■ **Exercise goal**
Line by line, copy out the data that follows.

■ **Data for review**
───

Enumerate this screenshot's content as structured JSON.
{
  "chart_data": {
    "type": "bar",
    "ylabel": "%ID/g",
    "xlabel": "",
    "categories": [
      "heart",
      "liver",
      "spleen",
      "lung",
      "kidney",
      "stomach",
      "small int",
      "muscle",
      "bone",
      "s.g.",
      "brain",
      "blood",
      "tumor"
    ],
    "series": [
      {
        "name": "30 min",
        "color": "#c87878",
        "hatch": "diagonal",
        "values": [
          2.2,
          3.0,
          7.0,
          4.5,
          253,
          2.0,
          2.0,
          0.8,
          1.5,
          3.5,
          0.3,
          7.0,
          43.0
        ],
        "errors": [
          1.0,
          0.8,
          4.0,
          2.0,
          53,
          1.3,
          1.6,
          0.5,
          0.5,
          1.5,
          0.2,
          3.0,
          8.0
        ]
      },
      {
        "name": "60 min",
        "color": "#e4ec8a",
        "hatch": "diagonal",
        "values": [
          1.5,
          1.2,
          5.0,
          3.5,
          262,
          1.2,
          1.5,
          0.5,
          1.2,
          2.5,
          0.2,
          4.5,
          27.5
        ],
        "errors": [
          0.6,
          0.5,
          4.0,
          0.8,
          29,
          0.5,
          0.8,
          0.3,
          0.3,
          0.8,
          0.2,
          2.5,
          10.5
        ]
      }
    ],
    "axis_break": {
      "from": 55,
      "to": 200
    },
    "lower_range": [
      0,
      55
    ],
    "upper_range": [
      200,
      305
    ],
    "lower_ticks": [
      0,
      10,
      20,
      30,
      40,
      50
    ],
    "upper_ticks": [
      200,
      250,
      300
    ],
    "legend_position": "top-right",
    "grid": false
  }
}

───

■ **Response for this exercise**
Enumerate this screenshot's content as structured JSON.
{
  "chart_data": {
    "type": "bar",
    "ylabel": "%ID/g",
    "xlabel": "",
    "categories": [
      "heart",
      "liver",
      "spleen",
      "lung",
      "kidney",
      "stomach",
      "small int",
      "muscle",
      "bone",
      "s.g.",
      "brain",
      "blood",
      "tumor"
    ],
    "series": [
      {
        "name": "30 min",
        "color": "#c87878",
        "hatch": "diagonal",
        "values": [
          2.2,
          3.0,
          7.0,
          4.5,
          253,
          2.0,
          2.0,
          0.8,
          1.5,
          3.5,
          0.3,
          7.0,
          43.0
        ],
        "errors": [
          1.0,
          0.8,
          4.0,
          2.0,
          53,
          1.3,
          1.6,
          0.5,
          0.5,
          1.5,
          0.2,
          3.0,
          8.0
        ]
      },
      {
        "name": "60 min",
        "color": "#e4ec8a",
        "hatch": "diagonal",
        "values": [
          1.5,
          1.2,
          5.0,
          3.5,
          262,
          1.2,
          1.5,
          0.5,
          1.2,
          2.5,
          0.2,
          4.5,
          27.5
        ],
        "errors": [
          0.6,
          0.5,
          4.0,
          0.8,
          29,
          0.5,
          0.8,
          0.3,
          0.3,
          0.8,
          0.2,
          2.5,
          10.5
        ]
      }
    ],
    "axis_break": {
      "from": 55,
      "to": 200
    },
    "lower_range": [
      0,
      55
    ],
    "upper_range": [
      200,
      305
    ],
    "lower_ticks": [
      0,
      10,
      20,
      30,
      40,
      50
    ],
    "upper_ticks": [
      200,
      250,
      300
    ],
    "legend_position": "top-right",
    "grid": false
  }
}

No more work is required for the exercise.